**Work to complete:** Render this sentence from the marriage preparation blog post in Spanish: "We need more quality time without distractions."

**Passage:**
►

REAL Couples – REAL Issues – REAL solutions.
This blog is in a series inspired by real conversations between real couples preparing for marriage. The words they have spoken were inspired by using one of the guided conversations that comes from a self-guided course available at www.OnlineMarriagePreparation.com.
STEP ONE: How do we define our issue?
We need more quality time without distractions.
STEP TWO: Why is this important to me/us?
Bride: Within the last year I’ve become more easily irritated even over little things. My patience has dwindled because I’ve been feeling increasingly less loved and unappreciated. We’ve stopped doing the things that were most important to me when we first started dating. I communicate my love by spending quality time and this is the way I receive love, too. We used to have plenty of quality time and we made it a point to put distractions away (phone, turn off the TV, etc.) and have conversations. Now, it seems that the distractions are ALWAYS there. I know we have the potential for an amazing life-long relationship as long as we remember to nurture that relationship, and we won’t be able to have a good relationship if we don’t feel loved and connected to each other. If we cannot come to an agreement that allows for quality time and your screen time, then we should not get married because I will not live the rest of my life this way. I do not feel like we are partners when we don’t communicate.
Groom: I have noticed that I don’t get love back when my fiancé isn’t happy and spending quality time together with me is what makes her happy. I need to work on this so that we can have a happy time together. We need to feel love with each other rather than be 2 bodies living at the same place. I know I need to give more effort into this issue by not playing with my phone or being distracted. We need more quality time for us. I need to see what I can do to not cause this issue.
Bride’s Feelings: Hopeful, sad, open, fed-up, willing, ignored, uncomfortable, tense, optimistic, worthless, tired, angry, depressed, powerless, confused, frustrated, lonely afraid annoyed overwhelmed
Groom’s Feelings: Hopeful, sad, open, willing, guilty, uncomfortable, tense, confident, confused, frustrated, determined, motivated, encouraged, afraid
STEP THREE: What will a better future look like for us?
Bride: When this is resolved I will be thrilled and excited for our future together because I know we have the ability to get through anything together as along as we are communicating effectively. I need to remember to breathe when I feel angry and speak calmly and with kindness to remind you that that is the time to emotionally connect to one another and deepen our understanding for each other. We could eat dinner with us at the kitchen table and have a conversation instead of watching TV during dinner every night. And we need to put our phones away while we are out eating at a restaurant and have a conversation instead. We could have scheduled days for “dinner dates” and scheduled TV & dinner days. We could be more flexible with our schedule and plan ahead making sure we both know which time is supposed to be quality time and which time is open to whatever.

◄

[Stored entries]
►

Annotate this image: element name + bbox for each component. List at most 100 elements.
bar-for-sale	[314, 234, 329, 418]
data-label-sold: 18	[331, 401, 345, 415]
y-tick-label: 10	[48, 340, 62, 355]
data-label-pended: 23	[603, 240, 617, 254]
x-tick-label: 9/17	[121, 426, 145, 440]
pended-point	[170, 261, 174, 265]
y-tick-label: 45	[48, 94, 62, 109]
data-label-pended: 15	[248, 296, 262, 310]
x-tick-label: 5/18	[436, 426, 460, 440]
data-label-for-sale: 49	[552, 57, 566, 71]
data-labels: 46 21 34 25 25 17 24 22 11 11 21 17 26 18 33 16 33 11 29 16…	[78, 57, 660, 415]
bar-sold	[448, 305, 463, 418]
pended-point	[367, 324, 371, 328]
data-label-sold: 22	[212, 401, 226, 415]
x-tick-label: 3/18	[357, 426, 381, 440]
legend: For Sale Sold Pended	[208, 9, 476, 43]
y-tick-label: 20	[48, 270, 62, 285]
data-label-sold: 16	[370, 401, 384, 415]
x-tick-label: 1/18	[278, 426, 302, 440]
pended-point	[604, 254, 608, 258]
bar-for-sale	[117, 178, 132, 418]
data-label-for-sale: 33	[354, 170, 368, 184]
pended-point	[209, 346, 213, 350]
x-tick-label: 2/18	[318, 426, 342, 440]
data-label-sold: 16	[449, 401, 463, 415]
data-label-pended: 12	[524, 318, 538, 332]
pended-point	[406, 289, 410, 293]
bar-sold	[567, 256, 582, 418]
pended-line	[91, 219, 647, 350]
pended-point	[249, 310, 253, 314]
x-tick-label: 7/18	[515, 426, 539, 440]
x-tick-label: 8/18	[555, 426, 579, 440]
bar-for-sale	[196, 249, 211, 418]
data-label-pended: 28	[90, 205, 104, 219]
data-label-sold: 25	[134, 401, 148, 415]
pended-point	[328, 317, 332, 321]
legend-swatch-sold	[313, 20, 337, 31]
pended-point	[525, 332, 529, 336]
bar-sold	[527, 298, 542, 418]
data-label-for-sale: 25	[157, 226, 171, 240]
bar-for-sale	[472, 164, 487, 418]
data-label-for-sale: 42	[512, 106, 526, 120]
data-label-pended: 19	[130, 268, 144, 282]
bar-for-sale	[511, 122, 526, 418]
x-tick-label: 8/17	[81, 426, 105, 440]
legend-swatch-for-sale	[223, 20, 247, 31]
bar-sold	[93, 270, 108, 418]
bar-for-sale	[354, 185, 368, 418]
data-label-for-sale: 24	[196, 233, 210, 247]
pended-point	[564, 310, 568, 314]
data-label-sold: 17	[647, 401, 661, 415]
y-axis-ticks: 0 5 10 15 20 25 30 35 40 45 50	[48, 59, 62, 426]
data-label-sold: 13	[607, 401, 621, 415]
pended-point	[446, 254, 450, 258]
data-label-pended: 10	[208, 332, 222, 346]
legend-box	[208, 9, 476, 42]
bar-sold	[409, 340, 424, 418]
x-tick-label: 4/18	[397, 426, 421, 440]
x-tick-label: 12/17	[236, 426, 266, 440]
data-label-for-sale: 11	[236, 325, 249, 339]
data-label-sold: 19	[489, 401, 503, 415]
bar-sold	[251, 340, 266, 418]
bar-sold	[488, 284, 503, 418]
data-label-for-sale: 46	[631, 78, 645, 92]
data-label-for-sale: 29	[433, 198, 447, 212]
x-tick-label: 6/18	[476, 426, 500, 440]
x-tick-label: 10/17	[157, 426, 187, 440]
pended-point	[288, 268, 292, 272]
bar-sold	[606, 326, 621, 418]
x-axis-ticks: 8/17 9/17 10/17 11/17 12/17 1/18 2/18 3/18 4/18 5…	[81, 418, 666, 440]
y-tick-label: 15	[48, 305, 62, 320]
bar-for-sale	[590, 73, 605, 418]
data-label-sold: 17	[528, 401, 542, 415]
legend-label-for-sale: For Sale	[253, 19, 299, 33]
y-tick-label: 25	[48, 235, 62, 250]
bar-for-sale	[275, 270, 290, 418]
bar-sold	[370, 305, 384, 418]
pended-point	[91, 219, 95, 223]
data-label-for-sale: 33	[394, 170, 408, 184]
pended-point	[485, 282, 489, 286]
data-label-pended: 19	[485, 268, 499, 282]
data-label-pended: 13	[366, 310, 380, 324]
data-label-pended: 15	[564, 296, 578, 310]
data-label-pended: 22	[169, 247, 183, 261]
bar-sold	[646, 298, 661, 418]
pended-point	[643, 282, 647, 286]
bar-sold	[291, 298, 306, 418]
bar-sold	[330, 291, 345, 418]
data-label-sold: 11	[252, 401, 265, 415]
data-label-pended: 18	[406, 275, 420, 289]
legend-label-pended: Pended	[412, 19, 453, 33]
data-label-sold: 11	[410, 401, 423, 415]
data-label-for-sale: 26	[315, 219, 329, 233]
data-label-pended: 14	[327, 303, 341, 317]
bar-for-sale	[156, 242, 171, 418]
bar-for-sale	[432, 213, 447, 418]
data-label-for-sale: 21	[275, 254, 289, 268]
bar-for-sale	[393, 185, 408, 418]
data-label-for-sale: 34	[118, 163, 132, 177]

◄

**Answer to this task:** Necesitamos más tiempo de calidad sin distracciones.